(Dataset entries on figures)
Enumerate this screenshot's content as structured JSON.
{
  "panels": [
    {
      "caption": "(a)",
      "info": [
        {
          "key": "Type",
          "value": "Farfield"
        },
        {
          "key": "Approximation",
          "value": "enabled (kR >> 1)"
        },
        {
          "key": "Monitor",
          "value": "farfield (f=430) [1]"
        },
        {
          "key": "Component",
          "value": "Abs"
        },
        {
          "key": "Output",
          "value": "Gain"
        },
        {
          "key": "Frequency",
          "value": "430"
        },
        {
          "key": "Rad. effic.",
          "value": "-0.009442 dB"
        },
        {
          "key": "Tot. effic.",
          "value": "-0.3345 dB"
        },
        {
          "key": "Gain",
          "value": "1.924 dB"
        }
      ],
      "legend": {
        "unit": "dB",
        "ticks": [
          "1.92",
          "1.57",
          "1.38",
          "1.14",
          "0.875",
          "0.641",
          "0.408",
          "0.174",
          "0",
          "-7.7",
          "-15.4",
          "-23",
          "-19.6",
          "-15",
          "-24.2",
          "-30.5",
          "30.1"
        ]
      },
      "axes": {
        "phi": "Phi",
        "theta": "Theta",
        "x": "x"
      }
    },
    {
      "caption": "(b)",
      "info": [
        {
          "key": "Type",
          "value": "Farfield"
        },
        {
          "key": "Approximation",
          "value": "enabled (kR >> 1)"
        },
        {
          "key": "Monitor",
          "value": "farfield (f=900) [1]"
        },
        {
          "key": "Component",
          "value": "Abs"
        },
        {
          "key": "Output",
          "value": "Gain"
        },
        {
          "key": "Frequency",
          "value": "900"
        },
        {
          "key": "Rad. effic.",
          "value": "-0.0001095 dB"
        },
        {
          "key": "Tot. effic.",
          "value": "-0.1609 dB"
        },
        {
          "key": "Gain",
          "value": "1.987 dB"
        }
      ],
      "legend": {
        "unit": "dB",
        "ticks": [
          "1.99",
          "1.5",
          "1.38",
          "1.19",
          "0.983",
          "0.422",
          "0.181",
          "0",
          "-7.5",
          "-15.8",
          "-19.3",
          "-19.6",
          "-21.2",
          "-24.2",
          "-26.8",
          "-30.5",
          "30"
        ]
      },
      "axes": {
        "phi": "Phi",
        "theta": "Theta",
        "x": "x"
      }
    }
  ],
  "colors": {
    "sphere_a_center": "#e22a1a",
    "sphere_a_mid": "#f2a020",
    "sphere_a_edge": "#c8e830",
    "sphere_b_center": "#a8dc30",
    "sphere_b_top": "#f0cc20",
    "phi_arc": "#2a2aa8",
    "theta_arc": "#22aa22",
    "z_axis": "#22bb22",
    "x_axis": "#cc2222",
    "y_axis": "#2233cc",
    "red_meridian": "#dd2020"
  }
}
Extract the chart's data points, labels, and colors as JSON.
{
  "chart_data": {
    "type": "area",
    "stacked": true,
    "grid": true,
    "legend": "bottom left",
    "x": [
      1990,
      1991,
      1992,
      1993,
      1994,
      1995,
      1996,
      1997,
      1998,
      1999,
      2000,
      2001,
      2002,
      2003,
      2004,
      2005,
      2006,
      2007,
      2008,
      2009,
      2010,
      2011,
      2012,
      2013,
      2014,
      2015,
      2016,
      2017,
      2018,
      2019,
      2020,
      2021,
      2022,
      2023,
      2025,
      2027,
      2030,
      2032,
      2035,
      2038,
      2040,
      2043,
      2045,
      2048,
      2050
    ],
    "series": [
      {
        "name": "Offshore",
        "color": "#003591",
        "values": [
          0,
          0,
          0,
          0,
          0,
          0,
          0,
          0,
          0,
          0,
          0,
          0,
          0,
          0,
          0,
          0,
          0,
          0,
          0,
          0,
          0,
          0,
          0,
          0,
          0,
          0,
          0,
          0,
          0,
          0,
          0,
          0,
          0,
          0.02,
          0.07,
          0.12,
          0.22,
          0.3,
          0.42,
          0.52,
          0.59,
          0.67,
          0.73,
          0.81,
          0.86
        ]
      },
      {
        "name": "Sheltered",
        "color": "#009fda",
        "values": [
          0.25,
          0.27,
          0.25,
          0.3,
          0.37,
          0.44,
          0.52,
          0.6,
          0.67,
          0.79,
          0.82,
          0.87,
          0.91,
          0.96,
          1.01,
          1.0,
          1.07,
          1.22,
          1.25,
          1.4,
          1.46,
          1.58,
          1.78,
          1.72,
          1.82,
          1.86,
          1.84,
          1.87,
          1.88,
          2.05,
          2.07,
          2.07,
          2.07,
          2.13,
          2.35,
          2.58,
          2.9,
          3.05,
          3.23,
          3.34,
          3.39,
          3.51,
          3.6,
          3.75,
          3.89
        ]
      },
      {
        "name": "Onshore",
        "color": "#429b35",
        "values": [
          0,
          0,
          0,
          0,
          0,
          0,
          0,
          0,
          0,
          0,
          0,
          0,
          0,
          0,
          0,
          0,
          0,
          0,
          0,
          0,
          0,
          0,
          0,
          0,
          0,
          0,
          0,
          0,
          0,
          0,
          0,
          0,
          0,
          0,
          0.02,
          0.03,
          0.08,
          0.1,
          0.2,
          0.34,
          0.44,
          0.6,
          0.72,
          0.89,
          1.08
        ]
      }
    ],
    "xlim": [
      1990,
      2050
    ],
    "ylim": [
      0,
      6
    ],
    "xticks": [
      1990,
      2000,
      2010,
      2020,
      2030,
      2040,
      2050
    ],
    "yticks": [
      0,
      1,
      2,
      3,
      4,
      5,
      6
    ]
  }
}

WHAT THE TASK REQUIRES -> Every entry must be quoted exactly as it appears above.

THE COMPLETED TASK ->
Enumerate this screenshot's content as structured JSON.
{
  "panels": [
    {
      "caption": "(a)",
      "info": [
        {
          "key": "Type",
          "value": "Farfield"
        },
        {
          "key": "Approximation",
          "value": "enabled (kR >> 1)"
        },
        {
          "key": "Monitor",
          "value": "farfield (f=430) [1]"
        },
        {
          "key": "Component",
          "value": "Abs"
        },
        {
          "key": "Output",
          "value": "Gain"
        },
        {
          "key": "Frequency",
          "value": "430"
        },
        {
          "key": "Rad. effic.",
          "value": "-0.009442 dB"
        },
        {
          "key": "Tot. effic.",
          "value": "-0.3345 dB"
        },
        {
          "key": "Gain",
          "value": "1.924 dB"
        }
      ],
      "legend": {
        "unit": "dB",
        "ticks": [
          "1.92",
          "1.57",
          "1.38",
          "1.14",
          "0.875",
          "0.641",
          "0.408",
          "0.174",
          "0",
          "-7.7",
          "-15.4",
          "-23",
          "-19.6",
          "-15",
          "-24.2",
          "-30.5",
          "30.1"
        ]
      },
      "axes": {
        "phi": "Phi",
        "theta": "Theta",
        "x": "x"
      }
    },
    {
      "caption": "(b)",
      "info": [
        {
          "key": "Type",
          "value": "Farfield"
        },
        {
          "key": "Approximation",
          "value": "enabled (kR >> 1)"
        },
        {
          "key": "Monitor",
          "value": "farfield (f=900) [1]"
        },
        {
          "key": "Component",
          "value": "Abs"
        },
        {
          "key": "Output",
          "value": "Gain"
        },
        {
          "key": "Frequency",
          "value": "900"
        },
        {
          "key": "Rad. effic.",
          "value": "-0.0001095 dB"
        },
        {
          "key": "Tot. effic.",
          "value": "-0.1609 dB"
        },
        {
          "key": "Gain",
          "value": "1.987 dB"
        }
      ],
      "legend": {
        "unit": "dB",
        "ticks": [
          "1.99",
          "1.5",
          "1.38",
          "1.19",
          "0.983",
          "0.422",
          "0.181",
          "0",
          "-7.5",
          "-15.8",
          "-19.3",
          "-19.6",
          "-21.2",
          "-24.2",
          "-26.8",
          "-30.5",
          "30"
        ]
      },
      "axes": {
        "phi": "Phi",
        "theta": "Theta",
        "x": "x"
      }
    }
  ],
  "colors": {
    "sphere_a_center": "#e22a1a",
    "sphere_a_mid": "#f2a020",
    "sphere_a_edge": "#c8e830",
    "sphere_b_center": "#a8dc30",
    "sphere_b_top": "#f0cc20",
    "phi_arc": "#2a2aa8",
    "theta_arc": "#22aa22",
    "z_axis": "#22bb22",
    "x_axis": "#cc2222",
    "y_axis": "#2233cc",
    "red_meridian": "#dd2020"
  }
}
Extract the chart's data points, labels, and colors as JSON.
{
  "chart_data": {
    "type": "area",
    "stacked": true,
    "grid": true,
    "legend": "bottom left",
    "x": [
      1990,
      1991,
      1992,
      1993,
      1994,
      1995,
      1996,
      1997,
      1998,
      1999,
      2000,
      2001,
      2002,
      2003,
      2004,
      2005,
      2006,
      2007,
      2008,
      2009,
      2010,
      2011,
      2012,
      2013,
      2014,
      2015,
      2016,
      2017,
      2018,
      2019,
      2020,
      2021,
      2022,
      2023,
      2025,
      2027,
      2030,
      2032,
      2035,
      2038,
      2040,
      2043,
      2045,
      2048,
      2050
    ],
    "series": [
      {
        "name": "Offshore",
        "color": "#003591",
        "values": [
          0,
          0,
          0,
          0,
          0,
          0,
          0,
          0,
          0,
          0,
          0,
          0,
          0,
          0,
          0,
          0,
          0,
          0,
          0,
          0,
          0,
          0,
          0,
          0,
          0,
          0,
          0,
          0,
          0,
          0,
          0,
          0,
          0,
          0.02,
          0.07,
          0.12,
          0.22,
          0.3,
          0.42,
          0.52,
          0.59,
          0.67,
          0.73,
          0.81,
          0.86
        ]
      },
      {
        "name": "Sheltered",
        "color": "#009fda",
        "values": [
          0.25,
          0.27,
          0.25,
          0.3,
          0.37,
          0.44,
          0.52,
          0.6,
          0.67,
          0.79,
          0.82,
          0.87,
          0.91,
          0.96,
          1.01,
          1.0,
          1.07,
          1.22,
          1.25,
          1.4,
          1.46,
          1.58,
          1.78,
          1.72,
          1.82,
          1.86,
          1.84,
          1.87,
          1.88,
          2.05,
          2.07,
          2.07,
          2.07,
          2.13,
          2.35,
          2.58,
          2.9,
          3.05,
          3.23,
          3.34,
          3.39,
          3.51,
          3.6,
          3.75,
          3.89
        ]
      },
      {
        "name": "Onshore",
        "color": "#429b35",
        "values": [
          0,
          0,
          0,
          0,
          0,
          0,
          0,
          0,
          0,
          0,
          0,
          0,
          0,
          0,
          0,
          0,
          0,
          0,
          0,
          0,
          0,
          0,
          0,
          0,
          0,
          0,
          0,
          0,
          0,
          0,
          0,
          0,
          0,
          0,
          0.02,
          0.03,
          0.08,
          0.1,
          0.2,
          0.34,
          0.44,
          0.6,
          0.72,
          0.89,
          1.08
        ]
      }
    ],
    "xlim": [
      1990,
      2050
    ],
    "ylim": [
      0,
      6
    ],
    "xticks": [
      1990,
      2000,
      2010,
      2020,
      2030,
      2040,
      2050
    ],
    "yticks": [
      0,
      1,
      2,
      3,
      4,
      5,
      6
    ]
  }
}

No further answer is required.